What needs to be done
Take down each entry exactly as written.

Supplied information

- - - -

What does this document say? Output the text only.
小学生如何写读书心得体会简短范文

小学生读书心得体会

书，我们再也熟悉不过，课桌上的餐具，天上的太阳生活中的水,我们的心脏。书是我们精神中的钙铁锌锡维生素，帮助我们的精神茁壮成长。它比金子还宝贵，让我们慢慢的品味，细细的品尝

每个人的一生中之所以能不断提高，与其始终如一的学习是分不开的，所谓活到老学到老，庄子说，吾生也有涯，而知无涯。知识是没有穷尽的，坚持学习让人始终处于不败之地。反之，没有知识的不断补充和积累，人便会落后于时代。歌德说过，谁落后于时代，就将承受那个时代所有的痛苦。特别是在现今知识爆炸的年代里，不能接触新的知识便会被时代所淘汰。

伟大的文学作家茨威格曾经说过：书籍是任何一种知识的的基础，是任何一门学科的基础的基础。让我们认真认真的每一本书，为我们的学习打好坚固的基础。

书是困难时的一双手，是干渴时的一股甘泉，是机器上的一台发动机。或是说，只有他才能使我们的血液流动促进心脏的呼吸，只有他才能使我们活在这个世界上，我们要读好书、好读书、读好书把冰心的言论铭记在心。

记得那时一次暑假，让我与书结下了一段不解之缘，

- - - -

Answer to the exercise
What does this document say? Output the text only.
小学生如何写读书心得体会简短范文

小学生读书心得体会

书，我们再也熟悉不过，课桌上的餐具，天上的太阳生活中的水,我们的心脏。书是我们精神中的钙铁锌锡维生素，帮助我们的精神茁壮成长。它比金子还宝贵，让我们慢慢的品味，细细的品尝

每个人的一生中之所以能不断提高，与其始终如一的学习是分不开的，所谓活到老学到老，庄子说，吾生也有涯，而知无涯。知识是没有穷尽的，坚持学习让人始终处于不败之地。反之，没有知识的不断补充和积累，人便会落后于时代。歌德说过，谁落后于时代，就将承受那个时代所有的痛苦。特别是在现今知识爆炸的年代里，不能接触新的知识便会被时代所淘汰。

伟大的文学作家茨威格曾经说过：书籍是任何一种知识的的基础，是任何一门学科的基础的基础。让我们认真认真的每一本书，为我们的学习打好坚固的基础。

书是困难时的一双手，是干渴时的一股甘泉，是机器上的一台发动机。或是说，只有他才能使我们的血液流动促进心脏的呼吸，只有他才能使我们活在这个世界上，我们要读好书、好读书、读好书把冰心的言论铭记在心。

记得那时一次暑假，让我与书结下了一段不解之缘，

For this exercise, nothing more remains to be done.